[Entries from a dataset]
---

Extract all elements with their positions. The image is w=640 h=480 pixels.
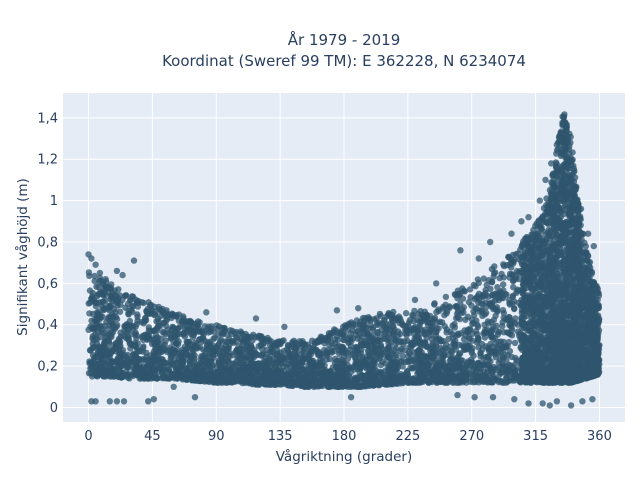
data-point xyxy=(552,164,560,171)
data-point xyxy=(506,270,514,278)
data-point xyxy=(115,346,123,353)
data-point xyxy=(233,334,240,341)
data-point xyxy=(557,243,564,250)
data-point xyxy=(172,340,180,347)
data-point xyxy=(196,344,204,351)
data-point xyxy=(370,339,377,346)
data-point xyxy=(93,283,100,290)
data-point xyxy=(442,293,450,301)
data-point xyxy=(492,312,499,320)
data-point xyxy=(143,353,150,360)
data-point xyxy=(500,261,507,268)
data-point xyxy=(162,337,169,344)
data-point xyxy=(286,357,294,365)
data-point xyxy=(560,210,568,218)
data-point xyxy=(490,323,497,330)
data-point xyxy=(115,286,122,293)
data-point xyxy=(105,313,113,321)
data-point xyxy=(298,351,305,358)
data-point xyxy=(481,334,489,341)
data-point xyxy=(217,336,225,344)
data-point xyxy=(280,347,288,355)
scatter-points xyxy=(85,111,603,409)
data-point xyxy=(553,147,561,154)
data-point xyxy=(469,320,476,327)
data-point xyxy=(99,313,106,320)
data-point xyxy=(571,168,578,175)
data-point xyxy=(157,313,164,320)
data-point xyxy=(559,262,566,269)
chart-title-line-2: Koordinat (Sweref 99 TM): E 362228, N 62… xyxy=(162,52,526,70)
data-point xyxy=(562,155,569,162)
data-point xyxy=(91,277,98,285)
data-point xyxy=(223,338,231,346)
data-point xyxy=(126,375,133,382)
data-point xyxy=(441,311,448,319)
data-point xyxy=(399,353,406,360)
data-point xyxy=(91,272,98,280)
data-point xyxy=(511,305,518,313)
data-point xyxy=(517,343,525,351)
data-point xyxy=(520,314,527,322)
data-point xyxy=(326,341,333,349)
data-point xyxy=(105,305,112,312)
data-point xyxy=(500,281,507,288)
data-point xyxy=(181,333,189,340)
data-point xyxy=(492,354,499,361)
data-point xyxy=(552,180,559,187)
data-point xyxy=(468,302,475,309)
data-point xyxy=(134,313,141,320)
data-point xyxy=(447,328,454,335)
data-point xyxy=(290,337,298,344)
data-point xyxy=(454,308,462,315)
data-point xyxy=(340,345,347,352)
data-point xyxy=(452,303,459,310)
data-point xyxy=(557,152,565,160)
data-point xyxy=(493,304,501,311)
data-point xyxy=(131,342,138,349)
data-point xyxy=(534,326,542,334)
data-point xyxy=(140,343,147,350)
data-point xyxy=(85,269,93,276)
data-point xyxy=(451,320,458,328)
data-point xyxy=(374,329,381,337)
data-point xyxy=(431,300,438,307)
data-point xyxy=(573,276,580,284)
data-point xyxy=(375,337,382,344)
data-point xyxy=(479,346,486,353)
data-point xyxy=(460,304,467,311)
data-point xyxy=(281,353,289,361)
data-point xyxy=(500,309,508,317)
data-point xyxy=(475,279,482,286)
data-point xyxy=(466,286,474,293)
data-point xyxy=(494,284,501,291)
data-point xyxy=(482,289,489,297)
data-point xyxy=(459,285,466,292)
data-point xyxy=(488,279,496,286)
data-point xyxy=(506,348,514,355)
data-point xyxy=(398,345,405,353)
data-point xyxy=(421,331,429,338)
data-point xyxy=(437,378,444,386)
chart-title-line-1: År 1979 - 2019 xyxy=(288,30,401,49)
data-point xyxy=(482,304,490,311)
data-point xyxy=(459,295,467,302)
data-point xyxy=(585,323,593,330)
data-point xyxy=(317,333,325,340)
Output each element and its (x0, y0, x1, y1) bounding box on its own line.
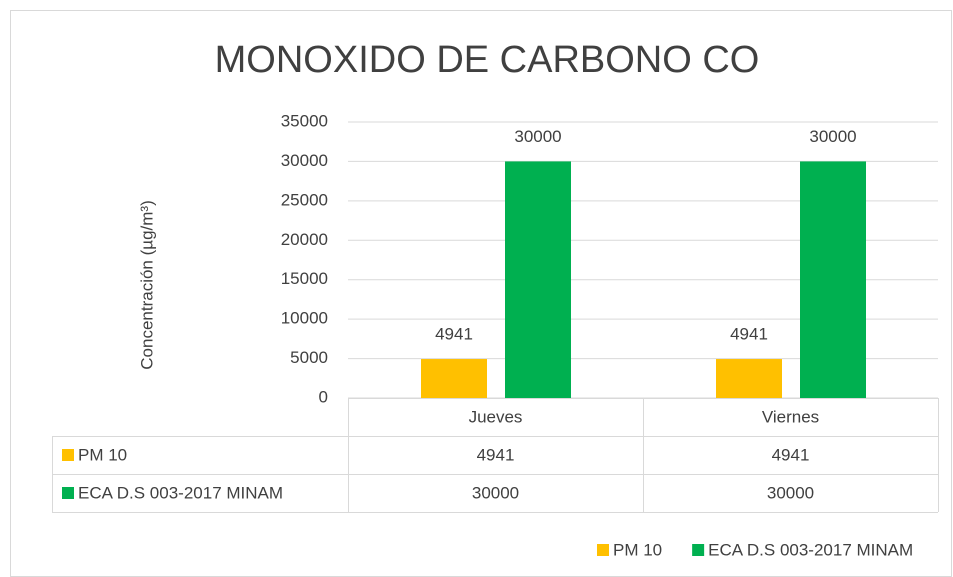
data-label: 4941 (730, 325, 768, 344)
table-cell: 30000 (767, 483, 814, 502)
table-cell: 4941 (772, 445, 810, 464)
y-tick-label: 30000 (281, 151, 328, 170)
table-key (62, 449, 74, 461)
x-tick-label: Jueves (469, 407, 523, 426)
table-row-label: ECA D.S 003-2017 MINAM (78, 483, 283, 502)
bar (800, 161, 866, 398)
bar (716, 359, 782, 398)
y-tick-label: 35000 (281, 111, 328, 130)
y-tick-label: 20000 (281, 230, 328, 249)
bar (421, 359, 487, 398)
x-tick-label: Viernes (762, 407, 819, 426)
table-cell: 30000 (472, 483, 519, 502)
y-tick-label: 5000 (290, 348, 328, 367)
table-cell: 4941 (477, 445, 515, 464)
legend-label: ECA D.S 003-2017 MINAM (708, 540, 913, 559)
y-tick-label: 15000 (281, 269, 328, 288)
y-tick-label: 25000 (281, 190, 328, 209)
data-label: 4941 (435, 325, 473, 344)
chart-title: MONOXIDO DE CARBONO CO (215, 39, 760, 81)
data-label: 30000 (809, 127, 856, 146)
legend-label: PM 10 (613, 540, 662, 559)
table-key (62, 487, 74, 499)
data-label: 30000 (514, 127, 561, 146)
y-tick-label: 0 (319, 387, 328, 406)
legend-key (692, 544, 705, 556)
table-row-label: PM 10 (78, 445, 127, 464)
y-axis-label: Concentración (µg/m³) (137, 200, 156, 369)
legend-key (597, 544, 609, 556)
chart-border (10, 10, 952, 577)
bar (505, 161, 571, 398)
y-tick-label: 10000 (281, 309, 328, 328)
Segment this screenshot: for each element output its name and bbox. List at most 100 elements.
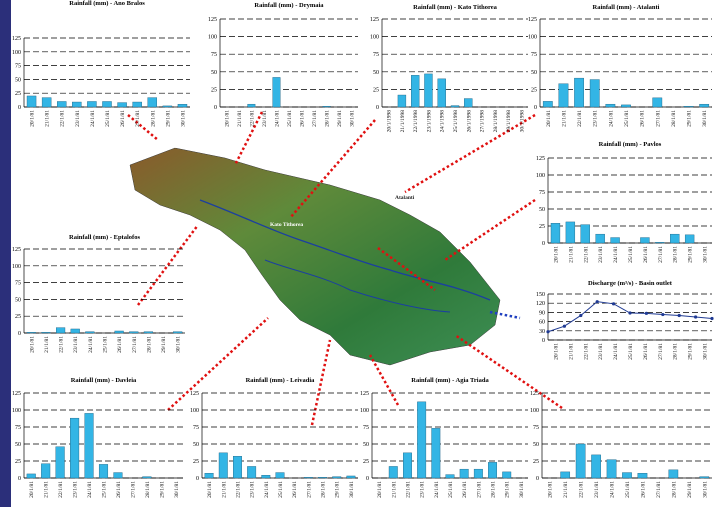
figure: Ano Bralos Kato Tithorea Atalanti Rainfa… [0,0,715,507]
bar [71,329,80,333]
y-tick-label: 30 [539,329,545,335]
bar [27,474,36,478]
bar [347,476,356,478]
bar [581,225,590,243]
x-tick-label: 23/1/1998 [426,110,432,133]
map-label: Kato Tithorea [270,222,303,228]
y-tick-label: 25 [15,91,21,97]
bar [451,106,459,107]
y-tick-label: 50 [373,70,379,76]
x-tick-label: 24/1/81 [610,481,616,498]
point [596,300,599,303]
y-tick-label: 100 [12,408,21,414]
y-tick-label: 125 [528,17,537,23]
y-tick-label: 0 [534,105,537,111]
x-tick-label: 24/1/81 [434,481,440,498]
y-tick-label: 0 [542,338,545,344]
bar [438,79,446,107]
bar [684,106,693,107]
x-tick-label: 22/1/81 [583,343,589,360]
y-tick-label: 100 [12,264,21,270]
y-tick-label: 75 [533,425,539,431]
bar [669,470,678,478]
bar [70,418,79,478]
x-tick-label: 27/1/81 [306,481,312,498]
bar [219,453,228,478]
bar [247,466,256,478]
bar [576,444,585,478]
bar [163,106,172,107]
x-tick-label: 30/1/81 [702,481,708,498]
bar [178,104,187,107]
bar [41,464,50,478]
x-tick-label: 30/1/81 [174,481,180,498]
x-tick-label: 21/1/81 [568,246,574,263]
bar [699,104,708,107]
x-tick-label: 20/1/81 [224,110,230,127]
x-tick-label: 22/1/81 [583,246,589,263]
x-tick-label: 26/1/81 [117,336,123,353]
x-tick-label: 22/1/81 [405,481,411,498]
x-tick-label: 22/1/81 [235,481,241,498]
bar [276,473,285,478]
bar [655,242,664,243]
x-tick-label: 23/1/81 [73,336,79,353]
x-tick-label: 28/1/81 [673,343,679,360]
x-tick-label: 30/1/81 [180,110,186,127]
chart-title: Rainfall (mm) - Eptalofos [69,234,140,241]
point [546,330,549,333]
x-tick-label: 28/1/81 [146,336,152,353]
bar [574,78,583,107]
point [710,317,713,320]
bar [590,80,599,107]
x-tick-label: 24/1/81 [274,110,280,127]
bar [144,332,153,333]
x-tick-label: 28/1/81 [321,481,327,498]
x-tick-label: 22/1/81 [60,110,66,127]
y-tick-label: 100 [360,408,369,414]
x-tick-label: 28/1/81 [673,246,679,263]
bar [700,477,709,478]
chart-title: Rainfall (mm) - Agia Triada [411,377,489,384]
bar [551,223,560,243]
x-tick-label: 21/1/81 [561,110,567,127]
x-tick-label: 20/1/1998 [387,110,393,133]
x-tick-label: 27/1/81 [135,110,141,127]
point [628,311,631,314]
bar [446,475,455,478]
x-tick-label: 25/1/81 [628,246,634,263]
x-tick-label: 23/1/81 [598,246,604,263]
x-tick-label: 21/1/81 [44,336,50,353]
x-tick-label: 30/1/81 [703,246,709,263]
x-tick-label: 23/1/81 [420,481,426,498]
x-tick-label: 22/1/81 [577,110,583,127]
x-tick-label: 30/1/81 [703,343,709,360]
y-tick-label: 0 [536,476,539,482]
chart-title: Discharge (m³/s) - Basin outlet [588,280,673,287]
y-tick-label: 150 [536,292,545,298]
y-tick-label: 125 [530,391,539,397]
y-tick-label: 50 [193,442,199,448]
x-tick-label: 27/1/1998 [480,110,486,133]
y-tick-label: 25 [363,459,369,465]
x-tick-label: 26/1/81 [116,481,122,498]
y-tick-label: 50 [211,70,217,76]
y-tick-label: 0 [366,476,369,482]
bar [622,473,631,478]
point [612,302,615,305]
x-tick-label: 26/1/81 [292,481,298,498]
bar [398,95,406,107]
x-tick-label: 23/1/81 [250,481,256,498]
bar [56,447,65,478]
bar [233,456,242,478]
bar [115,331,124,333]
x-tick-label: 23/1/81 [73,481,79,498]
point [645,312,648,315]
y-tick-label: 0 [542,241,545,247]
bar [205,473,214,478]
x-tick-label: 25/1/81 [105,110,111,127]
x-tick-label: 26/1/81 [643,246,649,263]
y-tick-label: 100 [208,35,217,41]
y-tick-label: 0 [18,331,21,337]
x-tick-label: 29/1/81 [687,481,693,498]
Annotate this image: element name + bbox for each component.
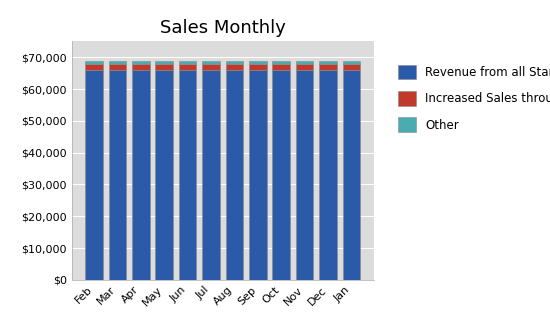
Bar	[132, 64, 150, 70]
Bar	[272, 61, 290, 64]
Bar	[85, 70, 103, 280]
Bar	[320, 70, 337, 280]
Bar	[272, 64, 290, 70]
Bar	[249, 61, 267, 64]
Bar	[202, 64, 220, 70]
Bar	[272, 70, 290, 280]
Bar	[226, 64, 243, 70]
Bar	[226, 70, 243, 280]
Bar	[202, 70, 220, 280]
Bar	[109, 64, 126, 70]
Bar	[249, 64, 267, 70]
Bar	[226, 61, 243, 64]
Bar	[85, 64, 103, 70]
Bar	[296, 70, 314, 280]
Bar	[320, 64, 337, 70]
Bar	[202, 61, 220, 64]
Bar	[179, 64, 196, 70]
Title: Sales Monthly: Sales Monthly	[160, 19, 285, 37]
Legend: Revenue from all Standard Strea, Increased Sales through websitе, Other: Revenue from all Standard Strea, Increas…	[392, 59, 550, 138]
Bar	[179, 70, 196, 280]
Bar	[296, 61, 314, 64]
Bar	[156, 70, 173, 280]
Bar	[249, 70, 267, 280]
Bar	[156, 64, 173, 70]
Bar	[296, 64, 314, 70]
Bar	[109, 70, 126, 280]
Bar	[320, 61, 337, 64]
Bar	[132, 61, 150, 64]
Bar	[85, 61, 103, 64]
Bar	[109, 61, 126, 64]
Bar	[343, 61, 360, 64]
Bar	[343, 64, 360, 70]
Bar	[132, 70, 150, 280]
Bar	[179, 61, 196, 64]
Bar	[343, 70, 360, 280]
Bar	[156, 61, 173, 64]
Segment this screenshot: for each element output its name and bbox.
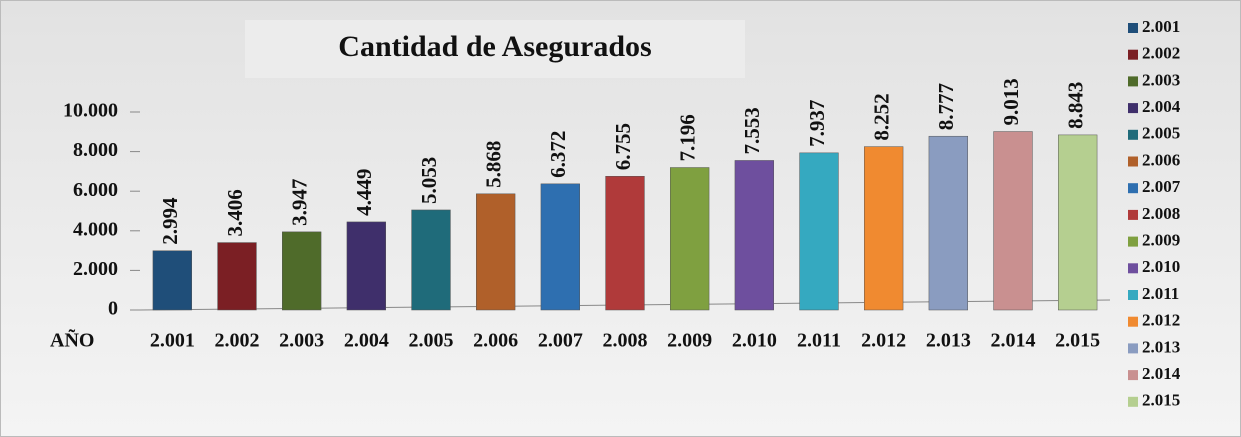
legend-label: 2.003: [1142, 70, 1180, 89]
y-tick-label: 6.000: [73, 179, 118, 201]
x-tick-label: 2.001: [150, 330, 195, 352]
x-axis-label: AÑO: [50, 329, 94, 352]
legend-label: 2.008: [1142, 204, 1180, 223]
legend-label: 2.011: [1142, 284, 1179, 303]
bar: [799, 152, 839, 311]
x-tick-label: 2.011: [797, 330, 841, 352]
legend-swatch: [1128, 290, 1138, 300]
legend-label: 2.009: [1142, 231, 1180, 250]
x-tick-label: 2.005: [409, 330, 454, 352]
value-label: 6.372: [546, 131, 570, 178]
x-tick-label: 2.010: [732, 330, 777, 352]
legend-swatch: [1128, 316, 1138, 327]
bar: [346, 221, 386, 311]
legend-swatch: [1128, 396, 1138, 407]
bar: [217, 242, 257, 311]
legend-label: 2.004: [1142, 97, 1181, 116]
legend-swatch: [1128, 183, 1138, 194]
value-label: 2.994: [158, 197, 182, 245]
value-label: 8.843: [1063, 82, 1087, 129]
legend-swatch: [1128, 129, 1138, 140]
y-tick-label: 8.000: [73, 139, 118, 161]
x-tick-label: 2.003: [279, 330, 324, 352]
y-tick-label: 0: [108, 298, 118, 320]
value-label: 8.252: [869, 93, 893, 140]
value-label: 6.755: [611, 123, 635, 170]
value-label: 9.013: [999, 78, 1023, 125]
legend-label: 2.007: [1142, 177, 1181, 196]
legend-swatch: [1128, 343, 1138, 354]
bar: [540, 183, 580, 311]
legend-label: 2.013: [1142, 337, 1180, 356]
legend-swatch: [1128, 236, 1138, 247]
bar: [282, 231, 322, 311]
legend-swatch: [1128, 263, 1138, 274]
value-label: 5.868: [481, 141, 505, 188]
x-tick-label: 2.002: [215, 330, 260, 352]
title-box: [245, 20, 745, 78]
value-label: 8.777: [934, 83, 958, 130]
bar: [411, 209, 451, 311]
legend-label: 2.005: [1142, 124, 1180, 143]
chart-title: Cantidad de Asegurados: [338, 30, 651, 63]
x-tick-label: 2.013: [926, 330, 971, 352]
bar: [1058, 134, 1098, 311]
x-tick-label: 2.006: [473, 330, 518, 352]
legend-swatch: [1128, 76, 1138, 87]
value-label: 3.406: [223, 189, 247, 236]
x-tick-label: 2.012: [861, 330, 906, 352]
bar: [670, 167, 710, 311]
bar: [152, 250, 192, 311]
legend-label: 2.010: [1142, 257, 1180, 276]
x-tick-label: 2.008: [603, 330, 648, 352]
value-label: 4.449: [352, 169, 376, 216]
bar: [993, 131, 1033, 311]
legend-swatch: [1128, 370, 1138, 381]
y-tick-label: 4.000: [73, 218, 118, 240]
legend-label: 2.001: [1142, 17, 1180, 36]
x-tick-label: 2.014: [991, 330, 1036, 352]
value-label: 7.937: [805, 100, 829, 147]
x-tick-label: 2.004: [344, 330, 389, 352]
legend-swatch: [1128, 23, 1138, 33]
bar: [605, 176, 645, 311]
bar: [864, 146, 904, 311]
legend-swatch: [1128, 103, 1138, 114]
legend-label: 2.012: [1142, 311, 1180, 330]
value-label: 5.053: [417, 157, 441, 204]
x-tick-label: 2.009: [667, 330, 712, 352]
y-tick-label: 2.000: [73, 258, 118, 280]
value-label: 3.947: [287, 179, 311, 226]
value-label: 7.196: [675, 114, 699, 161]
legend-label: 2.002: [1142, 44, 1180, 63]
legend-swatch: [1128, 209, 1138, 220]
bar: [928, 135, 968, 311]
y-tick-label: 10.000: [63, 100, 118, 122]
legend-label: 2.006: [1142, 150, 1180, 169]
legend-swatch: [1128, 156, 1138, 167]
legend-label: 2.015: [1142, 391, 1180, 410]
value-label: 7.553: [740, 107, 764, 154]
x-tick-label: 2.015: [1055, 330, 1100, 352]
bar: [476, 193, 516, 311]
bar: [734, 160, 774, 311]
legend-label: 2.014: [1142, 364, 1181, 383]
legend-swatch: [1128, 49, 1138, 60]
x-tick-label: 2.007: [538, 330, 583, 352]
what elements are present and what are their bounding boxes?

---

→ **TO DO**
Reproduce the lines from the one containing "legend-label: 2.003: [1142, 70, 1180, 89]" through the one containing "value-label: 3.406: [223, 189, 247, 236]", inclusive, switching each "legend-swatch" to "legend-marker" and leaving everything else as it is.

→ **RESULT OF THE EXERCISE**
legend-label: 2.003: [1142, 70, 1180, 89]
y-tick-label: 6.000: [73, 179, 118, 201]
x-tick-label: 2.001: [150, 330, 195, 352]
x-axis-label: AÑO: [50, 329, 94, 352]
legend-label: 2.008: [1142, 204, 1180, 223]
legend-label: 2.011: [1142, 284, 1179, 303]
bar: [799, 152, 839, 311]
x-tick-label: 2.011: [797, 330, 841, 352]
legend-marker: [1128, 290, 1138, 300]
legend-label: 2.009: [1142, 231, 1180, 250]
x-tick-label: 2.005: [409, 330, 454, 352]
value-label: 6.372: [546, 131, 570, 178]
x-tick-label: 2.010: [732, 330, 777, 352]
legend-marker: [1128, 316, 1138, 327]
bar: [346, 221, 386, 311]
legend-marker: [1128, 396, 1138, 407]
bar: [217, 242, 257, 311]
legend-label: 2.004: [1142, 97, 1181, 116]
legend-marker: [1128, 183, 1138, 194]
value-label: 2.994: [158, 197, 182, 245]
value-label: 8.843: [1063, 82, 1087, 129]
legend-marker: [1128, 129, 1138, 140]
y-tick-label: 8.000: [73, 139, 118, 161]
x-tick-label: 2.003: [279, 330, 324, 352]
y-tick-label: 0: [108, 298, 118, 320]
value-label: 8.252: [869, 93, 893, 140]
value-label: 6.755: [611, 123, 635, 170]
value-label: 9.013: [999, 78, 1023, 125]
legend-label: 2.007: [1142, 177, 1181, 196]
legend-marker: [1128, 343, 1138, 354]
bar: [540, 183, 580, 311]
legend-label: 2.013: [1142, 337, 1180, 356]
legend-marker: [1128, 236, 1138, 247]
bar: [282, 231, 322, 311]
legend-marker: [1128, 263, 1138, 274]
value-label: 5.868: [481, 141, 505, 188]
x-tick-label: 2.002: [215, 330, 260, 352]
title-box: [245, 20, 745, 78]
value-label: 8.777: [934, 83, 958, 130]
bar: [411, 209, 451, 311]
legend-label: 2.005: [1142, 124, 1180, 143]
chart-title: Cantidad de Asegurados: [338, 30, 651, 63]
x-tick-label: 2.013: [926, 330, 971, 352]
bar: [1058, 134, 1098, 311]
x-tick-label: 2.006: [473, 330, 518, 352]
legend-marker: [1128, 76, 1138, 87]
value-label: 3.406: [223, 189, 247, 236]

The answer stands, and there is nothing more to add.